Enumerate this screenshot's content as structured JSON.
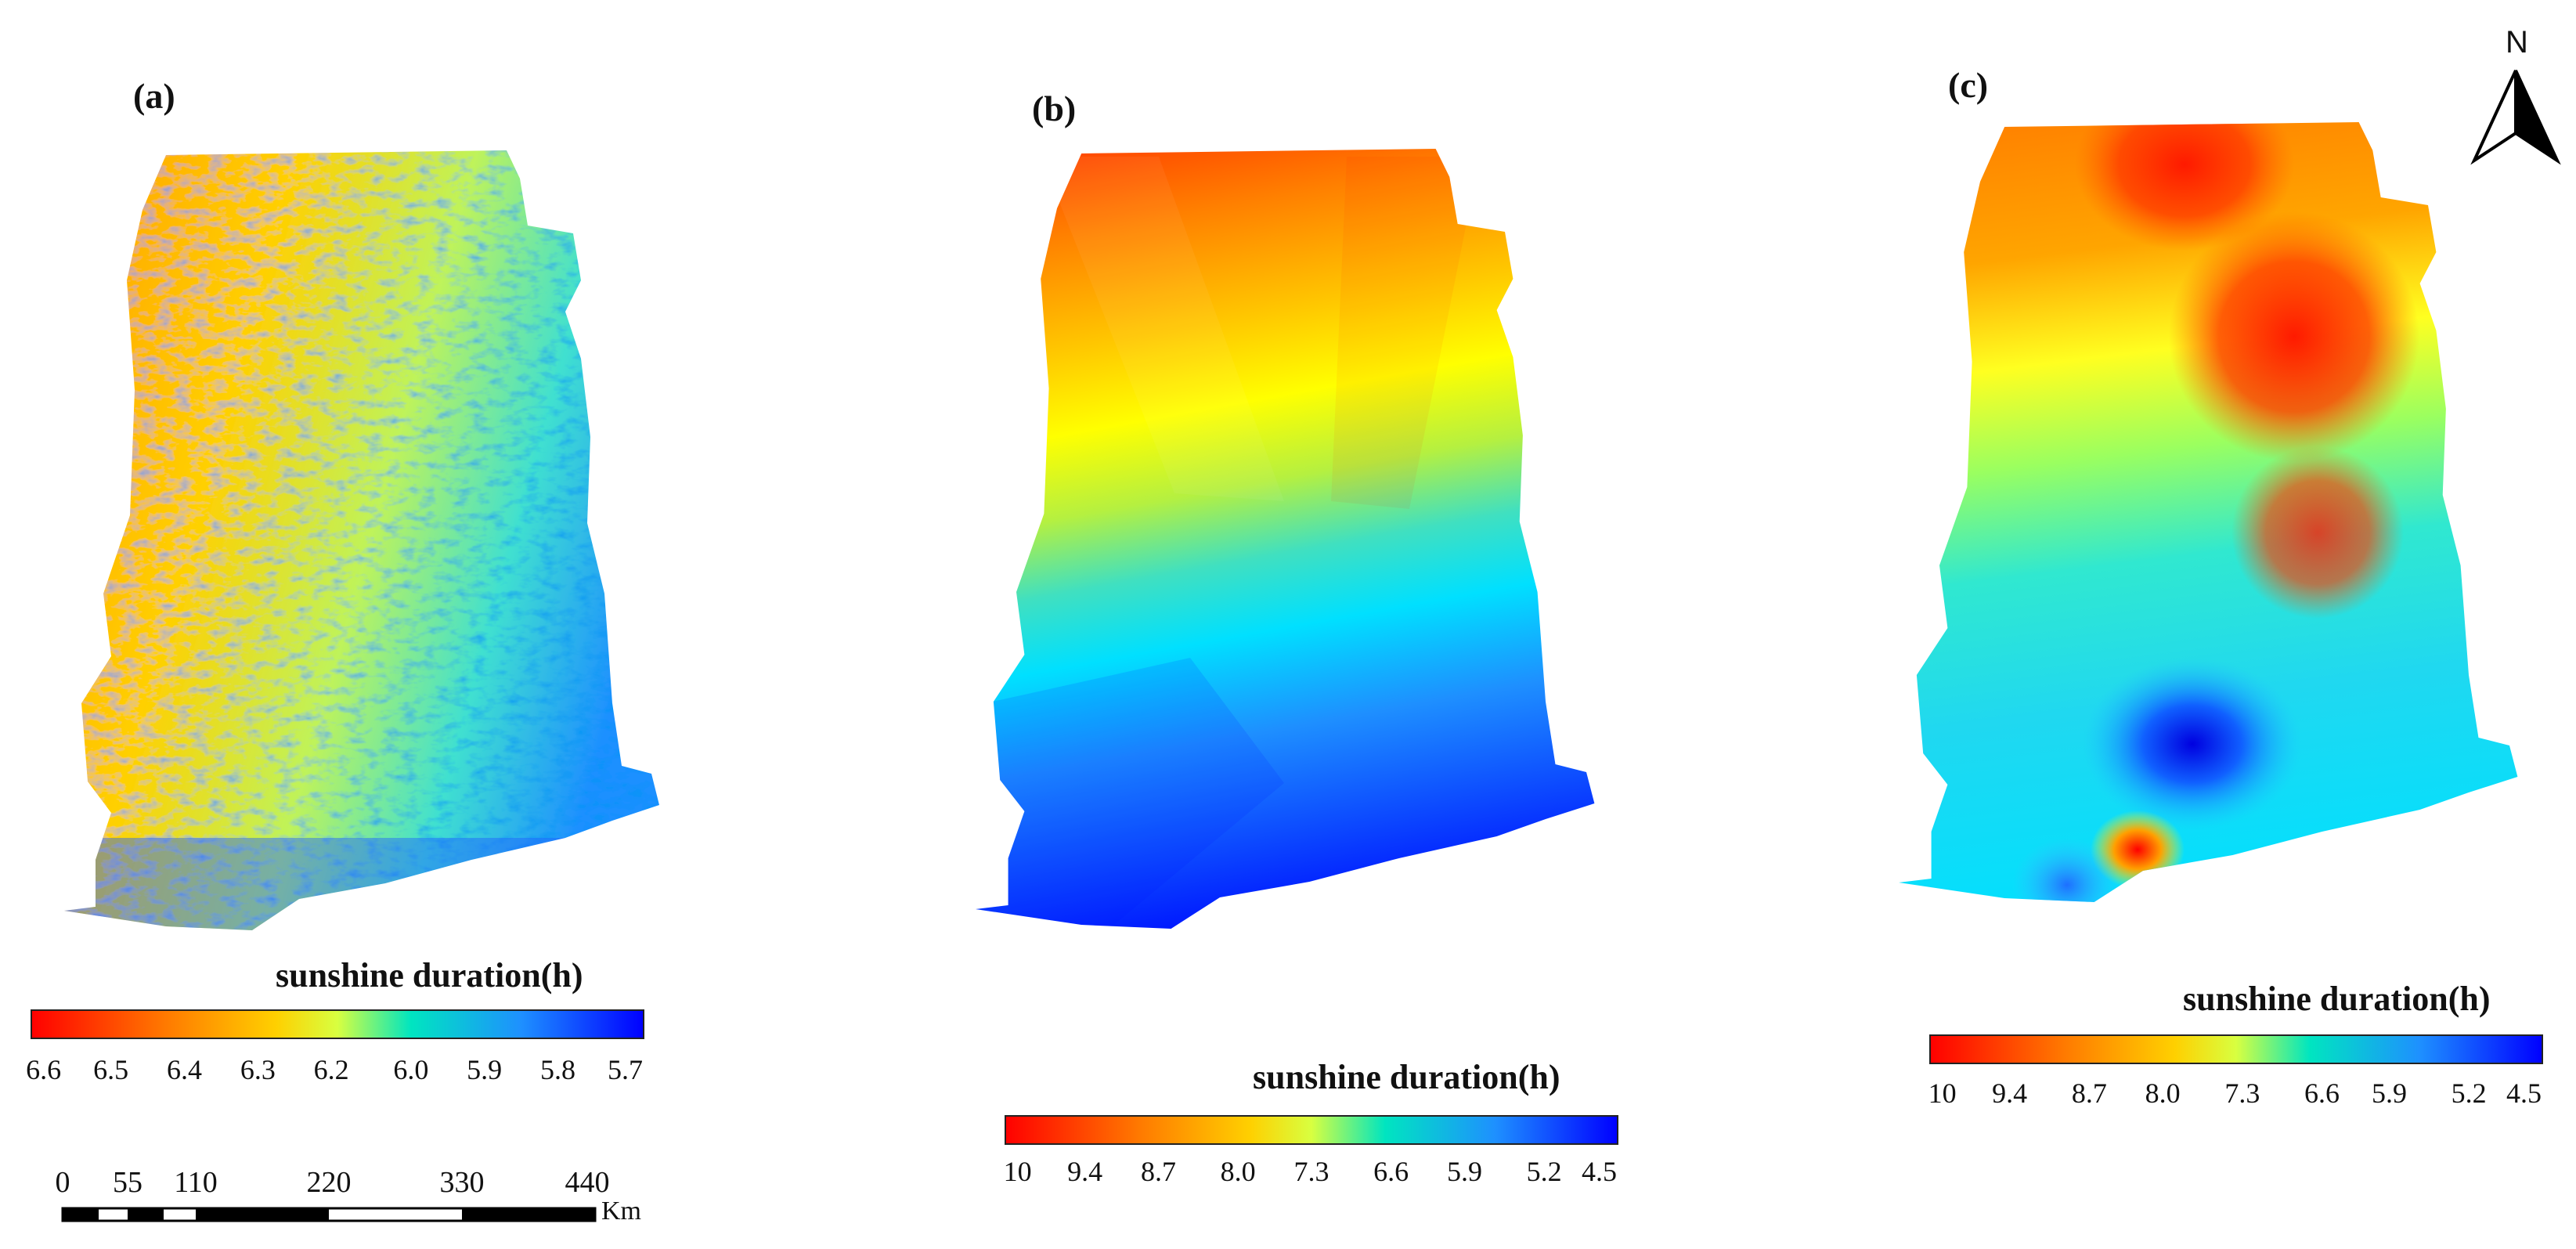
{
  "panels": [
    {
      "label": "(a)",
      "legend_title": "sunshine duration(h)",
      "ticks": [
        "6.6",
        "6.5",
        "6.4",
        "6.3",
        "6.2",
        "6.0",
        "5.9",
        "5.8",
        "5.7"
      ]
    },
    {
      "label": "(b)",
      "legend_title": "sunshine duration(h)",
      "ticks": [
        "10",
        "9.4",
        "8.7",
        "8.0",
        "7.3",
        "6.6",
        "5.9",
        "5.2",
        "4.5"
      ]
    },
    {
      "label": "(c)",
      "legend_title": "sunshine duration(h)",
      "ticks": [
        "10",
        "9.4",
        "8.7",
        "8.0",
        "7.3",
        "6.6",
        "5.9",
        "5.2",
        "4.5"
      ]
    }
  ],
  "scale_bar": {
    "labels": [
      "0",
      "55",
      "110",
      "220",
      "330",
      "440"
    ],
    "unit": "Km"
  },
  "north_arrow": {
    "letter": "N"
  },
  "colors": {
    "ramp": [
      "#ff0000",
      "#ff8c00",
      "#ffd700",
      "#ffff00",
      "#adff2f",
      "#00e5c0",
      "#00bfff",
      "#1e6fff",
      "#0000ff"
    ]
  }
}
◇ ◇ ◇
[Your objective]
Your task is to set down the records shown above exactly, minus any pictures.

[Final answer]
Enumerate this screenshot's content as structured JSON.
{
  "panels": [
    {
      "label": "(a)",
      "legend_title": "sunshine duration(h)",
      "ticks": [
        "6.6",
        "6.5",
        "6.4",
        "6.3",
        "6.2",
        "6.0",
        "5.9",
        "5.8",
        "5.7"
      ]
    },
    {
      "label": "(b)",
      "legend_title": "sunshine duration(h)",
      "ticks": [
        "10",
        "9.4",
        "8.7",
        "8.0",
        "7.3",
        "6.6",
        "5.9",
        "5.2",
        "4.5"
      ]
    },
    {
      "label": "(c)",
      "legend_title": "sunshine duration(h)",
      "ticks": [
        "10",
        "9.4",
        "8.7",
        "8.0",
        "7.3",
        "6.6",
        "5.9",
        "5.2",
        "4.5"
      ]
    }
  ],
  "scale_bar": {
    "labels": [
      "0",
      "55",
      "110",
      "220",
      "330",
      "440"
    ],
    "unit": "Km"
  },
  "north_arrow": {
    "letter": "N"
  },
  "colors": {
    "ramp": [
      "#ff0000",
      "#ff8c00",
      "#ffd700",
      "#ffff00",
      "#adff2f",
      "#00e5c0",
      "#00bfff",
      "#1e6fff",
      "#0000ff"
    ]
  }
}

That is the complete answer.